Rows from a dataset:
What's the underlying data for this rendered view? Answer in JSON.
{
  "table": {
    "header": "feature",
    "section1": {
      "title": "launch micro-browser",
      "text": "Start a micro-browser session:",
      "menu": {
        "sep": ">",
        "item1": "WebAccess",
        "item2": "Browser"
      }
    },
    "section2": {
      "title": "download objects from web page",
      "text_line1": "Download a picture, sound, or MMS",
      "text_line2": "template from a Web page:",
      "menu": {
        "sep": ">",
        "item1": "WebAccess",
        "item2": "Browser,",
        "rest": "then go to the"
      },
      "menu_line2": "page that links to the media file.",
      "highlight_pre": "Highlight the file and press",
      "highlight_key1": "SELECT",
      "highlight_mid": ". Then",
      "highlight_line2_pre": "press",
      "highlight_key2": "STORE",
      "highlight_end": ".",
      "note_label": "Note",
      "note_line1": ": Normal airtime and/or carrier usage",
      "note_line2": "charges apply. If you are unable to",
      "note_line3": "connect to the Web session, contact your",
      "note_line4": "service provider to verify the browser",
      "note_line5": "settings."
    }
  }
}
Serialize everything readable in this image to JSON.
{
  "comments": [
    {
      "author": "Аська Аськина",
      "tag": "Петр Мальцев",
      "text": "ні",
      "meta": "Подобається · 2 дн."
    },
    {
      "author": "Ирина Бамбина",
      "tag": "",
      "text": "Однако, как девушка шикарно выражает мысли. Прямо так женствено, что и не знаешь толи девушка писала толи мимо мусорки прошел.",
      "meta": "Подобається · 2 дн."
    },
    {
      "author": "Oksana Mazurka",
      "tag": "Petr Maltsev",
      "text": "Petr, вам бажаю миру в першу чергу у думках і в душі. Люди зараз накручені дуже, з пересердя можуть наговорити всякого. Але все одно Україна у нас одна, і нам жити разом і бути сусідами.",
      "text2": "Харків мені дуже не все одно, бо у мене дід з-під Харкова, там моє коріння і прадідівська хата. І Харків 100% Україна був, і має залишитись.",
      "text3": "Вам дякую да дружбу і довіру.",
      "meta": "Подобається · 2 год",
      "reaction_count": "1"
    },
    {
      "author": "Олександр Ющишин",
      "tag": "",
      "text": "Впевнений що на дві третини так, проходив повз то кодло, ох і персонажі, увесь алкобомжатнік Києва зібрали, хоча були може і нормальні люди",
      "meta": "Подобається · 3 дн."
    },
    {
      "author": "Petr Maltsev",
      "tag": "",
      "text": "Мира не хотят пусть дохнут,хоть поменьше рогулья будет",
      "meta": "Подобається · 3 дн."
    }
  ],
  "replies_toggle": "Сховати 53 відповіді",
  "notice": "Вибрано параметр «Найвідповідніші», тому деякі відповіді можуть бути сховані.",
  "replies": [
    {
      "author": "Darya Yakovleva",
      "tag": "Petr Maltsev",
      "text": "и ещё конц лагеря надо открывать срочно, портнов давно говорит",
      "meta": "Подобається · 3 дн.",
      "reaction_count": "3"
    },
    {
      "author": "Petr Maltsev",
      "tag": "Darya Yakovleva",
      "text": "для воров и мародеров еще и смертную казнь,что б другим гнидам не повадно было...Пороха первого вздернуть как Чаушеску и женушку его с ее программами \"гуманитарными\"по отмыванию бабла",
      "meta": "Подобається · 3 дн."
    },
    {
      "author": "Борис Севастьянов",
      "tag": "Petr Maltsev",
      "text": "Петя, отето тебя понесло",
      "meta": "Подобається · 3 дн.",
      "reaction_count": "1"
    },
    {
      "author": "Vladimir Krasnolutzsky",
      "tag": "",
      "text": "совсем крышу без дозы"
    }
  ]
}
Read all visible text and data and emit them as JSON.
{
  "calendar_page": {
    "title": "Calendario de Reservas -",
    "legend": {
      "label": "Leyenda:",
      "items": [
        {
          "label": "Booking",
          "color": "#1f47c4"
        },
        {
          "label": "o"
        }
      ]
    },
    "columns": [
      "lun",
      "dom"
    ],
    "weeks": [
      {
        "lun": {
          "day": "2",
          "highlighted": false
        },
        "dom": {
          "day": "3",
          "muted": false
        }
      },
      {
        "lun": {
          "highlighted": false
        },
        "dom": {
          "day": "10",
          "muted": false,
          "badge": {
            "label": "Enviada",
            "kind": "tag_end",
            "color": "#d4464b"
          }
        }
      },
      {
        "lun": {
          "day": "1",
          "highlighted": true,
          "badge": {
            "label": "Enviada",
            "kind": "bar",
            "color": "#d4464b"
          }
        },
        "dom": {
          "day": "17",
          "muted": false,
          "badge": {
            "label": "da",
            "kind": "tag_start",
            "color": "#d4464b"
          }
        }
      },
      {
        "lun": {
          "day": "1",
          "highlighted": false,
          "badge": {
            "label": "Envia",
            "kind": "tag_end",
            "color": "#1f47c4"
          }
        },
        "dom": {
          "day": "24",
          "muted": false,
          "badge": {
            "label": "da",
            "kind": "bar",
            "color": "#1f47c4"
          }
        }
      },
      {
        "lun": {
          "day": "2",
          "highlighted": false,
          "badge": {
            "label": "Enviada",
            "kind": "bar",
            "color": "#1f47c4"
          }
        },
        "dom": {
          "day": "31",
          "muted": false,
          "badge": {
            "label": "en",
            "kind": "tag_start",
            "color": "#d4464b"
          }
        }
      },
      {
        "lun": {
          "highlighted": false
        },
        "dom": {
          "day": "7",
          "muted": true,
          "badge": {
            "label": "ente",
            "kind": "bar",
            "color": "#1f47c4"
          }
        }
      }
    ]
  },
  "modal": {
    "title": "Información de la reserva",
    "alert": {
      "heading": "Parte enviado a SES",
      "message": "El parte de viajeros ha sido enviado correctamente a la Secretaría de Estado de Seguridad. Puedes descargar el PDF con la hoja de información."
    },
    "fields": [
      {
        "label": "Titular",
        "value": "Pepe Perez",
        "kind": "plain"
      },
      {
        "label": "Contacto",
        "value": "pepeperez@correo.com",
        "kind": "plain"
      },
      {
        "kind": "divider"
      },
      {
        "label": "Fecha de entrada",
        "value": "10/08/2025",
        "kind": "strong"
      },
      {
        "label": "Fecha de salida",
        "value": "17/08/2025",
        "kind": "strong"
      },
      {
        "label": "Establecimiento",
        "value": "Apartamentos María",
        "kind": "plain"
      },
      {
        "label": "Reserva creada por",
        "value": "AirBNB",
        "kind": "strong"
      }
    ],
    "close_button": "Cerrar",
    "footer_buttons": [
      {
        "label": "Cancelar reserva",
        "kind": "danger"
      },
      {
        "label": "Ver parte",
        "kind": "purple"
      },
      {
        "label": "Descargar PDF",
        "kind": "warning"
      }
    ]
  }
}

__WRITTEN INSTRUCTION__:
Write all of the records out again exactly.

__RESULT__:
What's the underlying data for this rendered view? Answer in JSON.
{
  "table": {
    "header": "feature",
    "section1": {
      "title": "launch micro-browser",
      "text": "Start a micro-browser session:",
      "menu": {
        "sep": ">",
        "item1": "WebAccess",
        "item2": "Browser"
      }
    },
    "section2": {
      "title": "download objects from web page",
      "text_line1": "Download a picture, sound, or MMS",
      "text_line2": "template from a Web page:",
      "menu": {
        "sep": ">",
        "item1": "WebAccess",
        "item2": "Browser,",
        "rest": "then go to the"
      },
      "menu_line2": "page that links to the media file.",
      "highlight_pre": "Highlight the file and press",
      "highlight_key1": "SELECT",
      "highlight_mid": ". Then",
      "highlight_line2_pre": "press",
      "highlight_key2": "STORE",
      "highlight_end": ".",
      "note_label": "Note",
      "note_line1": ": Normal airtime and/or carrier usage",
      "note_line2": "charges apply. If you are unable to",
      "note_line3": "connect to the Web session, contact your",
      "note_line4": "service provider to verify the browser",
      "note_line5": "settings."
    }
  }
}
Serialize everything readable in this image to JSON.
{
  "comments": [
    {
      "author": "Аська Аськина",
      "tag": "Петр Мальцев",
      "text": "ні",
      "meta": "Подобається · 2 дн."
    },
    {
      "author": "Ирина Бамбина",
      "tag": "",
      "text": "Однако, как девушка шикарно выражает мысли. Прямо так женствено, что и не знаешь толи девушка писала толи мимо мусорки прошел.",
      "meta": "Подобається · 2 дн."
    },
    {
      "author": "Oksana Mazurka",
      "tag": "Petr Maltsev",
      "text": "Petr, вам бажаю миру в першу чергу у думках і в душі. Люди зараз накручені дуже, з пересердя можуть наговорити всякого. Але все одно Україна у нас одна, і нам жити разом і бути сусідами.",
      "text2": "Харків мені дуже не все одно, бо у мене дід з-під Харкова, там моє коріння і прадідівська хата. І Харків 100% Україна був, і має залишитись.",
      "text3": "Вам дякую да дружбу і довіру.",
      "meta": "Подобається · 2 год",
      "reaction_count": "1"
    },
    {
      "author": "Олександр Ющишин",
      "tag": "",
      "text": "Впевнений що на дві третини так, проходив повз то кодло, ох і персонажі, увесь алкобомжатнік Києва зібрали, хоча були може і нормальні люди",
      "meta": "Подобається · 3 дн."
    },
    {
      "author": "Petr Maltsev",
      "tag": "",
      "text": "Мира не хотят пусть дохнут,хоть поменьше рогулья будет",
      "meta": "Подобається · 3 дн."
    }
  ],
  "replies_toggle": "Сховати 53 відповіді",
  "notice": "Вибрано параметр «Найвідповідніші», тому деякі відповіді можуть бути сховані.",
  "replies": [
    {
      "author": "Darya Yakovleva",
      "tag": "Petr Maltsev",
      "text": "и ещё конц лагеря надо открывать срочно, портнов давно говорит",
      "meta": "Подобається · 3 дн.",
      "reaction_count": "3"
    },
    {
      "author": "Petr Maltsev",
      "tag": "Darya Yakovleva",
      "text": "для воров и мародеров еще и смертную казнь,что б другим гнидам не повадно было...Пороха первого вздернуть как Чаушеску и женушку его с ее программами \"гуманитарными\"по отмыванию бабла",
      "meta": "Подобається · 3 дн."
    },
    {
      "author": "Борис Севастьянов",
      "tag": "Petr Maltsev",
      "text": "Петя, отето тебя понесло",
      "meta": "Подобається · 3 дн.",
      "reaction_count": "1"
    },
    {
      "author": "Vladimir Krasnolutzsky",
      "tag": "",
      "text": "совсем крышу без дозы"
    }
  ]
}
Read all visible text and data and emit them as JSON.
{
  "calendar_page": {
    "title": "Calendario de Reservas -",
    "legend": {
      "label": "Leyenda:",
      "items": [
        {
          "label": "Booking",
          "color": "#1f47c4"
        },
        {
          "label": "o"
        }
      ]
    },
    "columns": [
      "lun",
      "dom"
    ],
    "weeks": [
      {
        "lun": {
          "day": "2",
          "highlighted": false
        },
        "dom": {
          "day": "3",
          "muted": false
        }
      },
      {
        "lun": {
          "highlighted": false
        },
        "dom": {
          "day": "10",
          "muted": false,
          "badge": {
            "label": "Enviada",
            "kind": "tag_end",
            "color": "#d4464b"
          }
        }
      },
      {
        "lun": {
          "day": "1",
          "highlighted": true,
          "badge": {
            "label": "Enviada",
            "kind": "bar",
            "color": "#d4464b"
          }
        },
        "dom": {
          "day": "17",
          "muted": false,
          "badge": {
            "label": "da",
            "kind": "tag_start",
            "color": "#d4464b"
          }
        }
      },
      {
        "lun": {
          "day": "1",
          "highlighted": false,
          "badge": {
            "label": "Envia",
            "kind": "tag_end",
            "color": "#1f47c4"
          }
        },
        "dom": {
          "day": "24",
          "muted": false,
          "badge": {
            "label": "da",
            "kind": "bar",
            "color": "#1f47c4"
          }
        }
      },
      {
        "lun": {
          "day": "2",
          "highlighted": false,
          "badge": {
            "label": "Enviada",
            "kind": "bar",
            "color": "#1f47c4"
          }
        },
        "dom": {
          "day": "31",
          "muted": false,
          "badge": {
            "label": "en",
            "kind": "tag_start",
            "color": "#d4464b"
          }
        }
      },
      {
        "lun": {
          "highlighted": false
        },
        "dom": {
          "day": "7",
          "muted": true,
          "badge": {
            "label": "ente",
            "kind": "bar",
            "color": "#1f47c4"
          }
        }
      }
    ]
  },
  "modal": {
    "title": "Información de la reserva",
    "alert": {
      "heading": "Parte enviado a SES",
      "message": "El parte de viajeros ha sido enviado correctamente a la Secretaría de Estado de Seguridad. Puedes descargar el PDF con la hoja de información."
    },
    "fields": [
      {
        "label": "Titular",
        "value": "Pepe Perez",
        "kind": "plain"
      },
      {
        "label": "Contacto",
        "value": "pepeperez@correo.com",
        "kind": "plain"
      },
      {
        "kind": "divider"
      },
      {
        "label": "Fecha de entrada",
        "value": "10/08/2025",
        "kind": "strong"
      },
      {
        "label": "Fecha de salida",
        "value": "17/08/2025",
        "kind": "strong"
      },
      {
        "label": "Establecimiento",
        "value": "Apartamentos María",
        "kind": "plain"
      },
      {
        "label": "Reserva creada por",
        "value": "AirBNB",
        "kind": "strong"
      }
    ],
    "close_button": "Cerrar",
    "footer_buttons": [
      {
        "label": "Cancelar reserva",
        "kind": "danger"
      },
      {
        "label": "Ver parte",
        "kind": "purple"
      },
      {
        "label": "Descargar PDF",
        "kind": "warning"
      }
    ]
  }
}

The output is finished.